DIRECTIONS FOR THIS TASK |
State how many lines of the entries below hold the word "United"; reply with nothing but the number.

(Collected data)
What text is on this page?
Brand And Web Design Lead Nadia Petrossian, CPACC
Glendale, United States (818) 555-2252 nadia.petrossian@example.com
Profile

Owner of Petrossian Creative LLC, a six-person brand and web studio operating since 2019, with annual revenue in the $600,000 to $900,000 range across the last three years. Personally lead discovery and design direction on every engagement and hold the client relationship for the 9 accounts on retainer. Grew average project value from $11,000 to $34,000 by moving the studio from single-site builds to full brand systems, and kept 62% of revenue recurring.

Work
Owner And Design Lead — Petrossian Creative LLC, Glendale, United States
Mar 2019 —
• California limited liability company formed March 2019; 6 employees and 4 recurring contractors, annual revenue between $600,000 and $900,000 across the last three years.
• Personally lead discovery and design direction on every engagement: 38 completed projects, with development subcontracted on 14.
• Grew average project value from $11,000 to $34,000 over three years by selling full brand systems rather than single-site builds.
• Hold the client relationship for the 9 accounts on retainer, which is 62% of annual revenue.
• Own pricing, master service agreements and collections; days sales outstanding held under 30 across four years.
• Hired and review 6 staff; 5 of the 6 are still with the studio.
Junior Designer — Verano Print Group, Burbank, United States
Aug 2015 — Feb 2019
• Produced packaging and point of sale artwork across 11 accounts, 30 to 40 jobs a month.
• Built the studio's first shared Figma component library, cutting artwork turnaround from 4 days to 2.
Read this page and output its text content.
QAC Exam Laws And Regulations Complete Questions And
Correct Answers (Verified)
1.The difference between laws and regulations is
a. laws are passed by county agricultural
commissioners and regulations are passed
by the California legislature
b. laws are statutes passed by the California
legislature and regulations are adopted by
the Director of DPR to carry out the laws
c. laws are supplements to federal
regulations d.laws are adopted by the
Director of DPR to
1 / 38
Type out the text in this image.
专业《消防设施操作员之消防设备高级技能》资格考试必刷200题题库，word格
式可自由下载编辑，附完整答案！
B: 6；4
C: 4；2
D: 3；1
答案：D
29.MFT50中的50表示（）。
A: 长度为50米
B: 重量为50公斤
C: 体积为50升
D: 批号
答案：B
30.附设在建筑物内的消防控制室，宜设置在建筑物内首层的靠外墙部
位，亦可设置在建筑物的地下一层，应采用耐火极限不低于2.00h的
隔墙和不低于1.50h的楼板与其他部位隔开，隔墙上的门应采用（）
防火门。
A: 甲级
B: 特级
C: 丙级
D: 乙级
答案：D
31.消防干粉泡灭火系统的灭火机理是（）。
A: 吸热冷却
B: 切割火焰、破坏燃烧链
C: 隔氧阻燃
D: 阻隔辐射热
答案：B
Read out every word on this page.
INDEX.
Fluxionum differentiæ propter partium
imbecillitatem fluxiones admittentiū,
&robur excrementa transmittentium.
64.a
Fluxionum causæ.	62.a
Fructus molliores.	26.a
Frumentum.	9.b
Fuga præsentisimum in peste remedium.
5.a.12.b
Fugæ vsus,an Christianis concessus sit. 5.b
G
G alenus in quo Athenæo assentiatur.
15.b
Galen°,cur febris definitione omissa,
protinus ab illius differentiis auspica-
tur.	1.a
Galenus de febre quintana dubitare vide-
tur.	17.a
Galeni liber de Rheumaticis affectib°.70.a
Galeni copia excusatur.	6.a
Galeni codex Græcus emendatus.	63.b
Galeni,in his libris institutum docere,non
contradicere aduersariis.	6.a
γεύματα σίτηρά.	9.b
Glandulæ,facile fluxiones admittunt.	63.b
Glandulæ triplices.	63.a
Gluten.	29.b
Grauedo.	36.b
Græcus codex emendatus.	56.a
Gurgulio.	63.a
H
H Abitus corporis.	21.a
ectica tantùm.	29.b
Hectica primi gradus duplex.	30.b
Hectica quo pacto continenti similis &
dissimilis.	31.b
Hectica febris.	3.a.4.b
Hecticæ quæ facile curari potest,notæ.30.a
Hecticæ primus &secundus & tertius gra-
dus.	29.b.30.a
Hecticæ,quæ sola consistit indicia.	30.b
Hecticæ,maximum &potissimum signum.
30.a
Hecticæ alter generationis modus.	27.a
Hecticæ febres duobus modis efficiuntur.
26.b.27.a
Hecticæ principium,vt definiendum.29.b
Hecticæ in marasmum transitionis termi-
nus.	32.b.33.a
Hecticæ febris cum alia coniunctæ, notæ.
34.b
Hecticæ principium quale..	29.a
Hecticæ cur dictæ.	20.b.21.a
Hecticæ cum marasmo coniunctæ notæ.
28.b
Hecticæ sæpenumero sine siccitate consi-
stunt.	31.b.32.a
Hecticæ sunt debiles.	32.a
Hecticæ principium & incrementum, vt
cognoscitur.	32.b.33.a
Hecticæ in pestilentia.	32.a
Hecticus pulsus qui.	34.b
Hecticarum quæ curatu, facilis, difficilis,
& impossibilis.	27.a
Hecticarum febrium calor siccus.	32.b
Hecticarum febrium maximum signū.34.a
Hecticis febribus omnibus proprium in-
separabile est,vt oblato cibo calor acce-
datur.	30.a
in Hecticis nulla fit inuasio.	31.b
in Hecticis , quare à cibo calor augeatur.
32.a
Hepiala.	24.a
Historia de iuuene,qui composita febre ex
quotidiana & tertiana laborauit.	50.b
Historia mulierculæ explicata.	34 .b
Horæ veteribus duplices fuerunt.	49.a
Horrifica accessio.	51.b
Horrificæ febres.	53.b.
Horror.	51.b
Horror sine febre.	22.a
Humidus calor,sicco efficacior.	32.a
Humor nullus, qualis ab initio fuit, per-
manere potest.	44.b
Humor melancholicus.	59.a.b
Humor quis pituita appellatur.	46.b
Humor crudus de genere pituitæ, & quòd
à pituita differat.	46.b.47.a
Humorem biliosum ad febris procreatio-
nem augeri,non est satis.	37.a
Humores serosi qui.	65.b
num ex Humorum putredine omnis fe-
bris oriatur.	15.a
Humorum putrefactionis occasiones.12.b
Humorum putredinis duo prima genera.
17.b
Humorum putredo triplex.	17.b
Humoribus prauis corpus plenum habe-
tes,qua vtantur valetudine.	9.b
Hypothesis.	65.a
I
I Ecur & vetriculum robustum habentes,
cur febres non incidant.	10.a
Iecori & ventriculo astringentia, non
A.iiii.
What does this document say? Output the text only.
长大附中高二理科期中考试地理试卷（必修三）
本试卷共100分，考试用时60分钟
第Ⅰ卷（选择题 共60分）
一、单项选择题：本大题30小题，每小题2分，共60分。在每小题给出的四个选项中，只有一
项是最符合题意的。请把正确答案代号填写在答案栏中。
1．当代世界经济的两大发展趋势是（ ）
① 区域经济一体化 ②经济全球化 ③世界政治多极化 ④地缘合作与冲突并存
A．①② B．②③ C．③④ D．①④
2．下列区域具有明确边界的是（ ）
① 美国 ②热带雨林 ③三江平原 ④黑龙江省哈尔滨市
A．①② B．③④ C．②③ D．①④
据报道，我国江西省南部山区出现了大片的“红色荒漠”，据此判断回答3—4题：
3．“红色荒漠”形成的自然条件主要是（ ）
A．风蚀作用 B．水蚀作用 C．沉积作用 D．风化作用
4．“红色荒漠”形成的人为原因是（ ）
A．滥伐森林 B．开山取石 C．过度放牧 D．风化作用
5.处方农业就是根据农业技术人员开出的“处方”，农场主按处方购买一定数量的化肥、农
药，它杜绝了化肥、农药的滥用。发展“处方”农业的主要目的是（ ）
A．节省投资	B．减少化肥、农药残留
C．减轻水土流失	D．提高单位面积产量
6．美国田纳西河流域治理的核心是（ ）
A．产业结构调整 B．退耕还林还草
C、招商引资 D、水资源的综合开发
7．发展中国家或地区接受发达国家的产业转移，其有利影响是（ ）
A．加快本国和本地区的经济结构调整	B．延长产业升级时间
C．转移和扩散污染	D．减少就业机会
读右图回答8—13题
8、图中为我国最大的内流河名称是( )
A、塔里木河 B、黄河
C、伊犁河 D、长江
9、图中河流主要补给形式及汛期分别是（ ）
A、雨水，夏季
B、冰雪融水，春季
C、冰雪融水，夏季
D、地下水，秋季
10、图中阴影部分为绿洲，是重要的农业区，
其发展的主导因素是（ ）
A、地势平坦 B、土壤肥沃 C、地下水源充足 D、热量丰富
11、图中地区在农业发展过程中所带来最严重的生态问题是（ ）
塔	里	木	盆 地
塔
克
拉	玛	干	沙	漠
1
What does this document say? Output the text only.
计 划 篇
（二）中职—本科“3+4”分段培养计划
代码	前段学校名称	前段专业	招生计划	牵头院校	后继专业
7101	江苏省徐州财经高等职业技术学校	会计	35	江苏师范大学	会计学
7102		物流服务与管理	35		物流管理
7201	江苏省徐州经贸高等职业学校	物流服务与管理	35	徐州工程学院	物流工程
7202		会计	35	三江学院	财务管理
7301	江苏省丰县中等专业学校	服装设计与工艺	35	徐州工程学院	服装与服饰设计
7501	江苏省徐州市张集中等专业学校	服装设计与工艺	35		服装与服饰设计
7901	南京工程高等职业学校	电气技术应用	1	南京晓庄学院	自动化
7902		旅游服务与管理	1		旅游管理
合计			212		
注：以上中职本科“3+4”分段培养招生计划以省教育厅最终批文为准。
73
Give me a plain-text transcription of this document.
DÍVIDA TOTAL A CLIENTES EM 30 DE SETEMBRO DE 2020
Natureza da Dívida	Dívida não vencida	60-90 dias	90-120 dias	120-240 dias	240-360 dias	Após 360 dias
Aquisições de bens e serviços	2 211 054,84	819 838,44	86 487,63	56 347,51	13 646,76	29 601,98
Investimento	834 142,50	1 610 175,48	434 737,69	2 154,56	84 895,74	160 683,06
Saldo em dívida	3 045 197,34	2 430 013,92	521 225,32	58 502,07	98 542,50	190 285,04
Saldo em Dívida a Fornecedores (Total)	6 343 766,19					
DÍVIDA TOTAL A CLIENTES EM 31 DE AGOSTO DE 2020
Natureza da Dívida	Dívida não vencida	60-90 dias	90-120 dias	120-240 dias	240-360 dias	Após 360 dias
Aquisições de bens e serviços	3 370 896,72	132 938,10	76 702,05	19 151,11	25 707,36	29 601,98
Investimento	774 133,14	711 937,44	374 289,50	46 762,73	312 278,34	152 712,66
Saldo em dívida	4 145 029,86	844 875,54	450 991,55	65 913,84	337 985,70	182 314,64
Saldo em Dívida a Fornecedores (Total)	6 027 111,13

REPLY |
3